Given exercise>
Give a verbatim copy of the lines below, minus the pictures.

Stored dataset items
+++

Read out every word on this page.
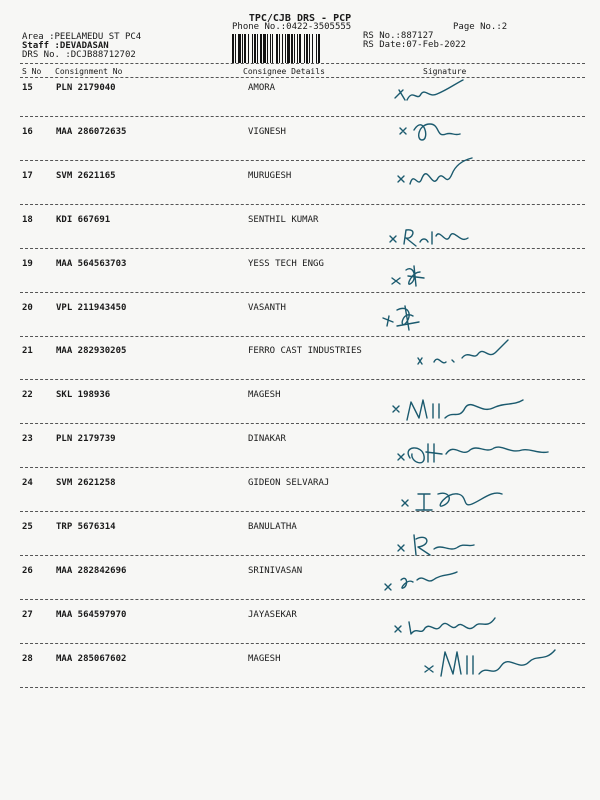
TPC/CJB DRS - PCP
Phone No.:0422-3505555	Page No.:2
Area :PEELAMEDU ST PC4
Staff :DEVADASAN
DRS No. :DCJB88712702
RS No.:887127
RS Date:07-Feb-2022
S No Consignment No	Consignee Details	Signature
15	PLN 2179040	AMORA
16	MAA 286072635	VIGNESH
17	SVM 2621165	MURUGESH
18	KDI 667691	SENTHIL KUMAR
19	MAA 564563703	YESS TECH ENGG
20	VPL 211943450	VASANTH
21	MAA 282930205	FERRO CAST INDUSTRIES
22	SKL 198936	MAGESH
23	PLN 2179739	DINAKAR
24	SVM 2621258	GIDEON SELVARAJ
25	TRP 5676314	BANULATHA
26	MAA 282842696	SRINIVASAN
27	MAA 564597970	JAYASEKAR
28	MAA 285067602	MAGESH
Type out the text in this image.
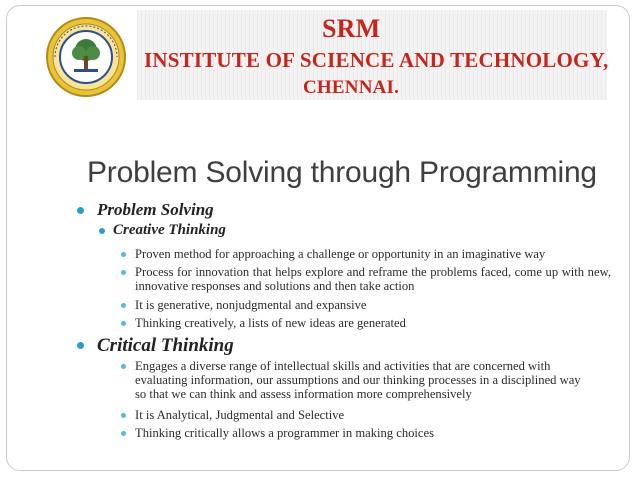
SRM
INSTITUTE OF SCIENCE AND TECHNOLOGY,
CHENNAI.
Problem Solving through Programming
Problem Solving
Creative Thinking
Proven method for approaching a challenge or opportunity in an imaginative way
Process for innovation that helps explore and reframe the problems faced, come up with new, innovative responses and solutions and then take action
It is generative, nonjudgmental and expansive
Thinking creatively, a lists of new ideas are generated
Critical Thinking
Engages a diverse range of intellectual skills and activities that are concerned with evaluating information, our assumptions and our thinking processes in a disciplined way so that we can think and assess information more comprehensively
It is Analytical, Judgmental and Selective
Thinking critically allows a programmer in making choices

+++

Solution>
Read out every word on this page.
TPC/CJB DRS - PCP
Phone No.:0422-3505555	Page No.:2
Area :PEELAMEDU ST PC4
Staff :DEVADASAN
DRS No. :DCJB88712702
RS No.:887127
RS Date:07-Feb-2022
S No Consignment No	Consignee Details	Signature
15	PLN 2179040	AMORA
16	MAA 286072635	VIGNESH
17	SVM 2621165	MURUGESH
18	KDI 667691	SENTHIL KUMAR
19	MAA 564563703	YESS TECH ENGG
20	VPL 211943450	VASANTH
21	MAA 282930205	FERRO CAST INDUSTRIES
22	SKL 198936	MAGESH
23	PLN 2179739	DINAKAR
24	SVM 2621258	GIDEON SELVARAJ
25	TRP 5676314	BANULATHA
26	MAA 282842696	SRINIVASAN
27	MAA 564597970	JAYASEKAR
28	MAA 285067602	MAGESH
Type out the text in this image.
SRM
INSTITUTE OF SCIENCE AND TECHNOLOGY,
CHENNAI.
Problem Solving through Programming
Problem Solving
Creative Thinking
Proven method for approaching a challenge or opportunity in an imaginative way
Process for innovation that helps explore and reframe the problems faced, come up with new, innovative responses and solutions and then take action
It is generative, nonjudgmental and expansive
Thinking creatively, a lists of new ideas are generated
Critical Thinking
Engages a diverse range of intellectual skills and activities that are concerned with evaluating information, our assumptions and our thinking processes in a disciplined way so that we can think and assess information more comprehensively
It is Analytical, Judgmental and Selective
Thinking critically allows a programmer in making choices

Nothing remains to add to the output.